=== MATERIAL TO PROCESS ===

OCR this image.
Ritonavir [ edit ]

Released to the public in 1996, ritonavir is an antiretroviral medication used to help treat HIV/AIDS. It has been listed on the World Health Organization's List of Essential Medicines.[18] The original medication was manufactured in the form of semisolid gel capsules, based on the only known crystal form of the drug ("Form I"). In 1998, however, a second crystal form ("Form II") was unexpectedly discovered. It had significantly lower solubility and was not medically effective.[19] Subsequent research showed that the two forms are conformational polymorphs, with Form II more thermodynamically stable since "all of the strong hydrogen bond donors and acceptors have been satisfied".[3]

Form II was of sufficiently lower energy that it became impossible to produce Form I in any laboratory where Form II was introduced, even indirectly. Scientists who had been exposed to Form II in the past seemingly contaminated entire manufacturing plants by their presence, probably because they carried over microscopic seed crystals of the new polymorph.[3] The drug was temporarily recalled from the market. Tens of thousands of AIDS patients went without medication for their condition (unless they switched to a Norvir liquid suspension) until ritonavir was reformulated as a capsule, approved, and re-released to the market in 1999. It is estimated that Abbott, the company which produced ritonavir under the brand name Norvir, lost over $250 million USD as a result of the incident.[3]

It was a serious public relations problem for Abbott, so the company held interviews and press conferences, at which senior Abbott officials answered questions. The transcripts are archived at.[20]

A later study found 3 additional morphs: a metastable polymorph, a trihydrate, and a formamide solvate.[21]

===
=== MATERIAL TO PROCESS ===

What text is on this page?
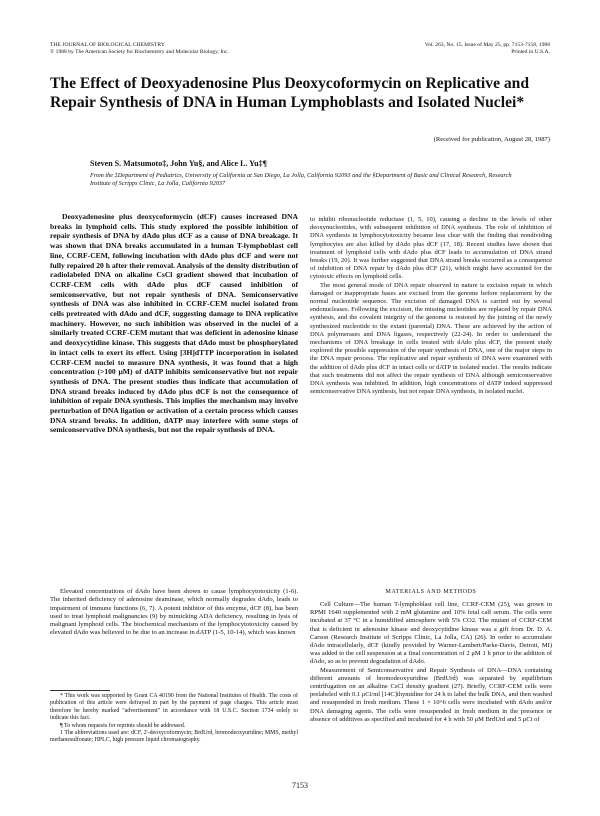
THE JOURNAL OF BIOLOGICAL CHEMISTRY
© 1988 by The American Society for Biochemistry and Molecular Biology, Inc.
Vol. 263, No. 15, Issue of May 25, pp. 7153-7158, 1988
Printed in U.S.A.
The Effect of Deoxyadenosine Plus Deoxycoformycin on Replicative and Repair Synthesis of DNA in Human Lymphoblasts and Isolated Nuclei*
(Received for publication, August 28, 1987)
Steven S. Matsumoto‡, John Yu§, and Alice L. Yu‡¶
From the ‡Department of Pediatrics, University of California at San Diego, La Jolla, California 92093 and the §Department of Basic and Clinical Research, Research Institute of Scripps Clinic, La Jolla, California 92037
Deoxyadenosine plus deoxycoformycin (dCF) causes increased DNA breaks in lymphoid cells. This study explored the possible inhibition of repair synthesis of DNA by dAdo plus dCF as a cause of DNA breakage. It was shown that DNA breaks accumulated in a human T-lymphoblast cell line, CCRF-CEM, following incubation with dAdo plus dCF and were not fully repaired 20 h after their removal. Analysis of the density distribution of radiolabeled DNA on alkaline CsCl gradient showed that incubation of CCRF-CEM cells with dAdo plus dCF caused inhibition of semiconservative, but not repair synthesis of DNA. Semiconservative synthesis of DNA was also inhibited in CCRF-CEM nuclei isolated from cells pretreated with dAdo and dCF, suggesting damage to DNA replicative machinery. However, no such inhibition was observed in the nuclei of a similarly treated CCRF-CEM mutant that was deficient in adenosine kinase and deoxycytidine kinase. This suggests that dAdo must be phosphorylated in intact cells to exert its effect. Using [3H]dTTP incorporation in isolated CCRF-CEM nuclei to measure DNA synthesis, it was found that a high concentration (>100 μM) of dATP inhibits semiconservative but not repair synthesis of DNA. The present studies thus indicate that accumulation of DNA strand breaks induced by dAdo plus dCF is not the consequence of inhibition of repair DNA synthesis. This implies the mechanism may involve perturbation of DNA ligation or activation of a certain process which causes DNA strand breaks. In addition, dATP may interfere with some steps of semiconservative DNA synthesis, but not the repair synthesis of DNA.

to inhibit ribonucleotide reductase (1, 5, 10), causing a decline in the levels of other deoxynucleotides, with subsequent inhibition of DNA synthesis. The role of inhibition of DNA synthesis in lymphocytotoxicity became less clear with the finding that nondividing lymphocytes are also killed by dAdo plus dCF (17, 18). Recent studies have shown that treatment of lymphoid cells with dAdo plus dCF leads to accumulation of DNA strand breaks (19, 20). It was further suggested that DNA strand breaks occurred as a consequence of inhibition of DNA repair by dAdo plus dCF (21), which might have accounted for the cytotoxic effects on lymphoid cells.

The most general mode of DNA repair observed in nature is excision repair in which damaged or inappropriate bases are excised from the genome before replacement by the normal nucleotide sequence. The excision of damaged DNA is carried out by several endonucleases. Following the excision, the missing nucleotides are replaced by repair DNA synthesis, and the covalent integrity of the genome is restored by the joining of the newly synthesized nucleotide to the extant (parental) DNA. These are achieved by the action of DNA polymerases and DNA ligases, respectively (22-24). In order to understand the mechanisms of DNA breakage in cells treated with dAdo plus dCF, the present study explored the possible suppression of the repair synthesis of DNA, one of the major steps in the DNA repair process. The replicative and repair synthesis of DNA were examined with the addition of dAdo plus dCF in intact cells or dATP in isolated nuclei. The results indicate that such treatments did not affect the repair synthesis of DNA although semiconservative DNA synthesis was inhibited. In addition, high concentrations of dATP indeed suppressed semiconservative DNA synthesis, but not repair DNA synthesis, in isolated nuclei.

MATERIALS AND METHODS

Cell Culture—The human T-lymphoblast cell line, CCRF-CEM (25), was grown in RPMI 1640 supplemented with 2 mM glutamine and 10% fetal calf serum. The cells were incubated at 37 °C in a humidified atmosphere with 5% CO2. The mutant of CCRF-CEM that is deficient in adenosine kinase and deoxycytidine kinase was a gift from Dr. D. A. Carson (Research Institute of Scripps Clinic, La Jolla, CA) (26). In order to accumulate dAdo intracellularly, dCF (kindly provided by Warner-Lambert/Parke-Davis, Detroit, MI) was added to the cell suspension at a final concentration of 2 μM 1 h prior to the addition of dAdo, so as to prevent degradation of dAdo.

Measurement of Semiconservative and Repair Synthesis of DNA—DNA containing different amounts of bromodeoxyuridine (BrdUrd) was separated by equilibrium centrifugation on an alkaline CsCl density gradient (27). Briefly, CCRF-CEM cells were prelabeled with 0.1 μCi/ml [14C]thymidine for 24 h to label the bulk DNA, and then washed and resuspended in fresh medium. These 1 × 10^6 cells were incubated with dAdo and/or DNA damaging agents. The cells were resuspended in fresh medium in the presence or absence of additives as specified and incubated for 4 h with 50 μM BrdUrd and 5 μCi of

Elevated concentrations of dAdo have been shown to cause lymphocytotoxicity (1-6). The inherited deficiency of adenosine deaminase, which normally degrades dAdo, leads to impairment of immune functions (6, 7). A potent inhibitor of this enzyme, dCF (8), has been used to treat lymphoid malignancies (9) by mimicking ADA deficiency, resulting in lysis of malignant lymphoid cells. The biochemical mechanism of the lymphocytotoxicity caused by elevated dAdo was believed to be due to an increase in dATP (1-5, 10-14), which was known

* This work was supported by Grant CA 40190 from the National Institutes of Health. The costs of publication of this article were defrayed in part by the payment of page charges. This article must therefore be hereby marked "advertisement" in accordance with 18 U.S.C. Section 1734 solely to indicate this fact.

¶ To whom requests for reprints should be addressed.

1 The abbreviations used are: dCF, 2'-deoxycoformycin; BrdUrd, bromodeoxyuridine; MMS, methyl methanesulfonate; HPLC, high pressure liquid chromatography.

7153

===
=== MATERIAL TO PROCESS ===

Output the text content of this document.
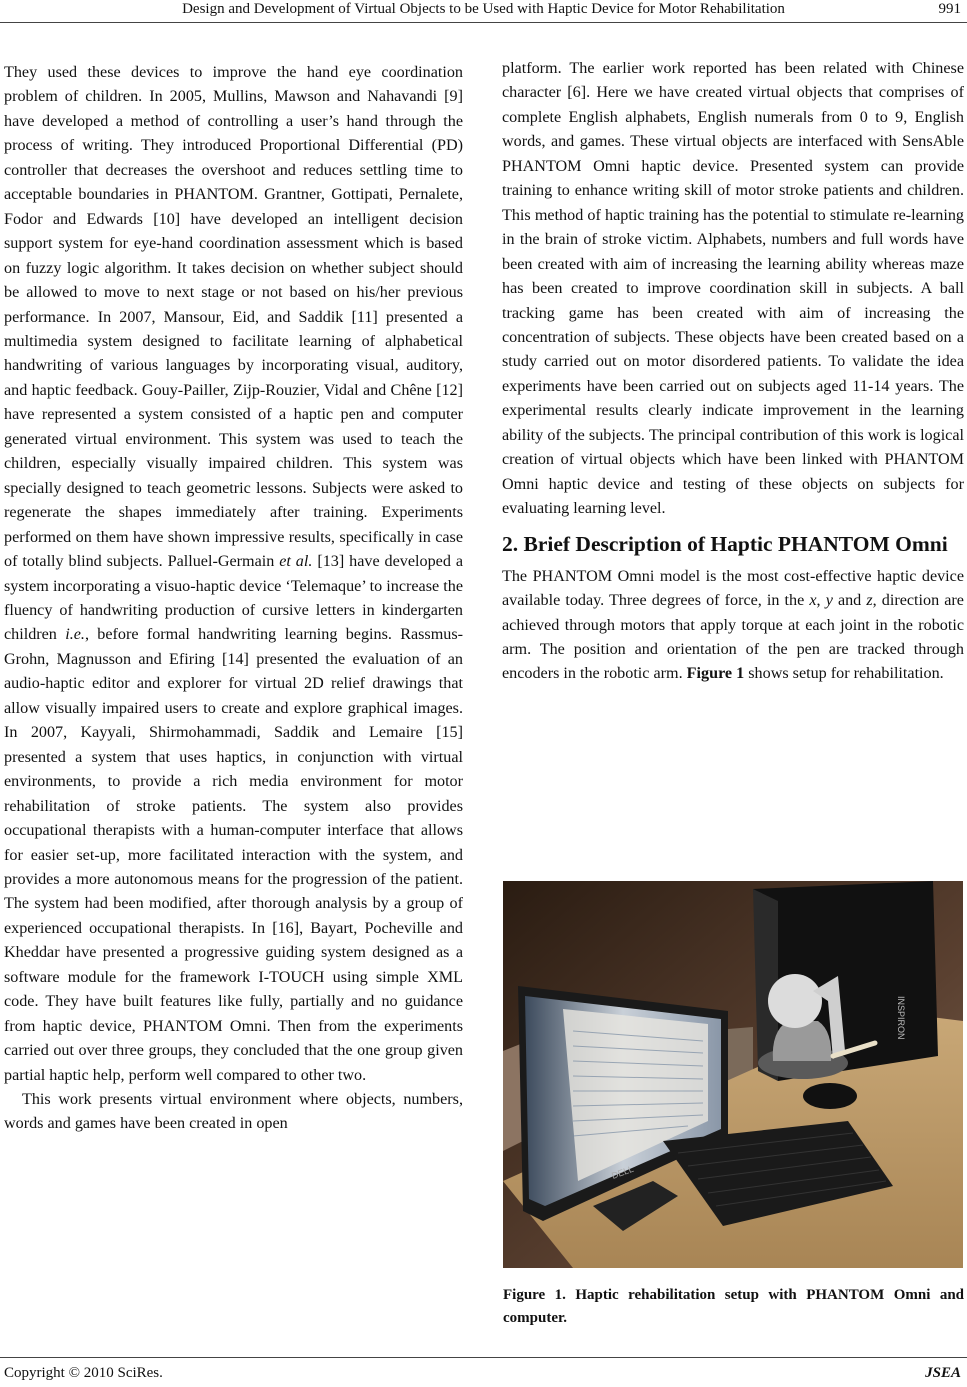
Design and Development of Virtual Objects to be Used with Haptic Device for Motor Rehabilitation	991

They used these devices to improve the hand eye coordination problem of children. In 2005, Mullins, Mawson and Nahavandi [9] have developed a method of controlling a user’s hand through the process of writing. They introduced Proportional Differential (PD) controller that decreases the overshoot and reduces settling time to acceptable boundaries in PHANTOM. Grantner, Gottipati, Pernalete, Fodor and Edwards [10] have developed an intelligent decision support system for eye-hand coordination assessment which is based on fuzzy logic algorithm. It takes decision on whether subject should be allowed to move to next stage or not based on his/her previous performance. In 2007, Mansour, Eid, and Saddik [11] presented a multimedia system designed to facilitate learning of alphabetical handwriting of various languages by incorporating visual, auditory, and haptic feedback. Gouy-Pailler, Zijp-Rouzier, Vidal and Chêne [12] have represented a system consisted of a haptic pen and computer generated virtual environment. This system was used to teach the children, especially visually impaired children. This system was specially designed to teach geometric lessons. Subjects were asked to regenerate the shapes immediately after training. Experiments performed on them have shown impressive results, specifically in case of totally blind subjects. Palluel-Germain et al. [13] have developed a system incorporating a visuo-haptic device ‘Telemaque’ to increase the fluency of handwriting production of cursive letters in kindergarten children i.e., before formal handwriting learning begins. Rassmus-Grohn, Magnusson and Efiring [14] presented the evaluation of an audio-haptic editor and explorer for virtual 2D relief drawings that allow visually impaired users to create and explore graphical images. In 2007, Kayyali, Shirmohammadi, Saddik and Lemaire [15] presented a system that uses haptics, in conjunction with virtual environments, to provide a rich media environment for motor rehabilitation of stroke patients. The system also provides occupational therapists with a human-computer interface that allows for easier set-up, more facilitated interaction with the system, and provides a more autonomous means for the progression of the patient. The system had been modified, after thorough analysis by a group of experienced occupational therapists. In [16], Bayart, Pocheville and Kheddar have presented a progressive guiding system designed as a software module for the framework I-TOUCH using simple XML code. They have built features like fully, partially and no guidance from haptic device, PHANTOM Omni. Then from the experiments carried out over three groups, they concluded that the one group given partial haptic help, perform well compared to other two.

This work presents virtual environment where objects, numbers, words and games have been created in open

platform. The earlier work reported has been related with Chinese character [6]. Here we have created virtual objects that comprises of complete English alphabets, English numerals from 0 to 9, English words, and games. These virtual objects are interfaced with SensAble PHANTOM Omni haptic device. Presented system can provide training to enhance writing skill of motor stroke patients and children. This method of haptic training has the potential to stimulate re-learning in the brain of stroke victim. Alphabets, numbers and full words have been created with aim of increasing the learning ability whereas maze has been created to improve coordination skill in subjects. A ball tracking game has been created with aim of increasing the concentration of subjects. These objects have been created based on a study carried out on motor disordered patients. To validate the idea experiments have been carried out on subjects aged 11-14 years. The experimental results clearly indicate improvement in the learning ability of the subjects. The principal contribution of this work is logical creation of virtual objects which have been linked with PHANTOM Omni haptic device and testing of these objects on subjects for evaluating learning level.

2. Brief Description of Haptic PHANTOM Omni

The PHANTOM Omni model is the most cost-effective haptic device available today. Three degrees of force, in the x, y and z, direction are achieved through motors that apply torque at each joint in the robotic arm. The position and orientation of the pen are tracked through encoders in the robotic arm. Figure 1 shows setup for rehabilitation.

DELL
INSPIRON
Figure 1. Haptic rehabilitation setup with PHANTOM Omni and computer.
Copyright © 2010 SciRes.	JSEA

===

_REQUIRED WORK_:
Only one thing is wanted in reply: the number of lines in the entries that hold the string "Clinic".

_SOLUTION TO THIS TASK_:
2